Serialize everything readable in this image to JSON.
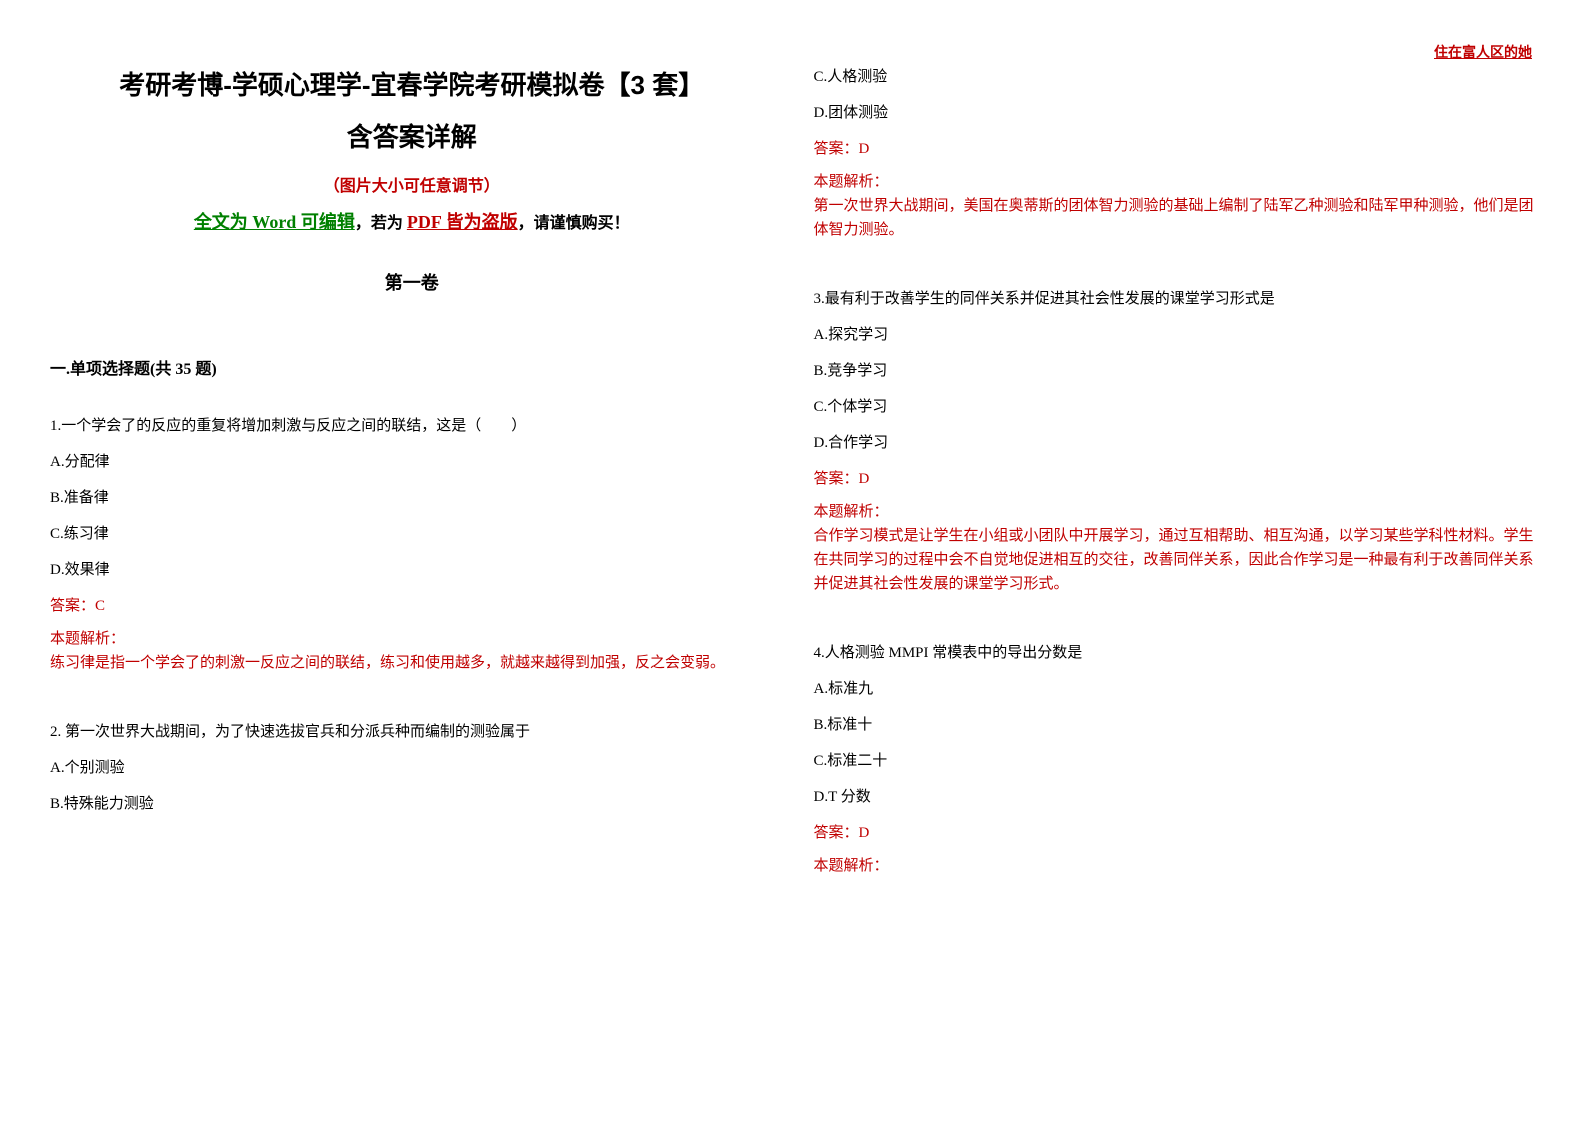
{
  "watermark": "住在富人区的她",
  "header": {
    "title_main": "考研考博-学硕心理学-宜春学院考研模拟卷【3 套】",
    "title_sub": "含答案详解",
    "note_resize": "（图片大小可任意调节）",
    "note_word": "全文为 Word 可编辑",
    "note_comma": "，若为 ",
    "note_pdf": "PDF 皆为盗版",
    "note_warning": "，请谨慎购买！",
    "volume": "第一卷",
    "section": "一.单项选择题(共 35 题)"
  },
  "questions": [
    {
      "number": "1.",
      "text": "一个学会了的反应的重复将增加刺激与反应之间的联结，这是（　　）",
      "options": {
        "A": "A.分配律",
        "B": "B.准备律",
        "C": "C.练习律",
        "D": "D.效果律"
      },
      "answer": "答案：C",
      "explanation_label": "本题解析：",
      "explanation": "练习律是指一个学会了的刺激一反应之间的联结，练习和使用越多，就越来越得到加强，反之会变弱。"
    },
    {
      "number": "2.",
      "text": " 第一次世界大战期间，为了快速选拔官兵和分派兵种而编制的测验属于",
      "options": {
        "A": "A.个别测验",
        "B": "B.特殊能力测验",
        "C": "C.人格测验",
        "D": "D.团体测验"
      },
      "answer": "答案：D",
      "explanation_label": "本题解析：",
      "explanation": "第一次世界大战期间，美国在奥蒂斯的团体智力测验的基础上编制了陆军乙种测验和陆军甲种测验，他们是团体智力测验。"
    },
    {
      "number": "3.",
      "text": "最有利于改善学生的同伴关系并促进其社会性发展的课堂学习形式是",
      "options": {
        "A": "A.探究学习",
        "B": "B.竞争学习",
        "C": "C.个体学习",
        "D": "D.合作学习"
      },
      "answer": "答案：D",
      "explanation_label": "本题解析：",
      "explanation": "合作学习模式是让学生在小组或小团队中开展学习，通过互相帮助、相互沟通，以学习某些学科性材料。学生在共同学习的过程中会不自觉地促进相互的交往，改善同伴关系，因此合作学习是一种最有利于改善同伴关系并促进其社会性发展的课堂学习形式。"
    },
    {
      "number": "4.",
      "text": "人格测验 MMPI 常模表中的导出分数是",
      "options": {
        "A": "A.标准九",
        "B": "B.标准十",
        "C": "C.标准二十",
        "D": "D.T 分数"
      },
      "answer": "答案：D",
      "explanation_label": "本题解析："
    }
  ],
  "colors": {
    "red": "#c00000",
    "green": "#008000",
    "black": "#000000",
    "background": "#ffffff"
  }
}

***

REQUIRED WORK =>
Copy the material shown above in full and exactly. Skip the pictures.

SOLVED EXERCISE =>
Serialize everything readable in this image to JSON.
{
  "watermark": "住在富人区的她",
  "header": {
    "title_main": "考研考博-学硕心理学-宜春学院考研模拟卷【3 套】",
    "title_sub": "含答案详解",
    "note_resize": "（图片大小可任意调节）",
    "note_word": "全文为 Word 可编辑",
    "note_comma": "，若为 ",
    "note_pdf": "PDF 皆为盗版",
    "note_warning": "，请谨慎购买！",
    "volume": "第一卷",
    "section": "一.单项选择题(共 35 题)"
  },
  "questions": [
    {
      "number": "1.",
      "text": "一个学会了的反应的重复将增加刺激与反应之间的联结，这是（　　）",
      "options": {
        "A": "A.分配律",
        "B": "B.准备律",
        "C": "C.练习律",
        "D": "D.效果律"
      },
      "answer": "答案：C",
      "explanation_label": "本题解析：",
      "explanation": "练习律是指一个学会了的刺激一反应之间的联结，练习和使用越多，就越来越得到加强，反之会变弱。"
    },
    {
      "number": "2.",
      "text": " 第一次世界大战期间，为了快速选拔官兵和分派兵种而编制的测验属于",
      "options": {
        "A": "A.个别测验",
        "B": "B.特殊能力测验",
        "C": "C.人格测验",
        "D": "D.团体测验"
      },
      "answer": "答案：D",
      "explanation_label": "本题解析：",
      "explanation": "第一次世界大战期间，美国在奥蒂斯的团体智力测验的基础上编制了陆军乙种测验和陆军甲种测验，他们是团体智力测验。"
    },
    {
      "number": "3.",
      "text": "最有利于改善学生的同伴关系并促进其社会性发展的课堂学习形式是",
      "options": {
        "A": "A.探究学习",
        "B": "B.竞争学习",
        "C": "C.个体学习",
        "D": "D.合作学习"
      },
      "answer": "答案：D",
      "explanation_label": "本题解析：",
      "explanation": "合作学习模式是让学生在小组或小团队中开展学习，通过互相帮助、相互沟通，以学习某些学科性材料。学生在共同学习的过程中会不自觉地促进相互的交往，改善同伴关系，因此合作学习是一种最有利于改善同伴关系并促进其社会性发展的课堂学习形式。"
    },
    {
      "number": "4.",
      "text": "人格测验 MMPI 常模表中的导出分数是",
      "options": {
        "A": "A.标准九",
        "B": "B.标准十",
        "C": "C.标准二十",
        "D": "D.T 分数"
      },
      "answer": "答案：D",
      "explanation_label": "本题解析："
    }
  ],
  "colors": {
    "red": "#c00000",
    "green": "#008000",
    "black": "#000000",
    "background": "#ffffff"
  }
}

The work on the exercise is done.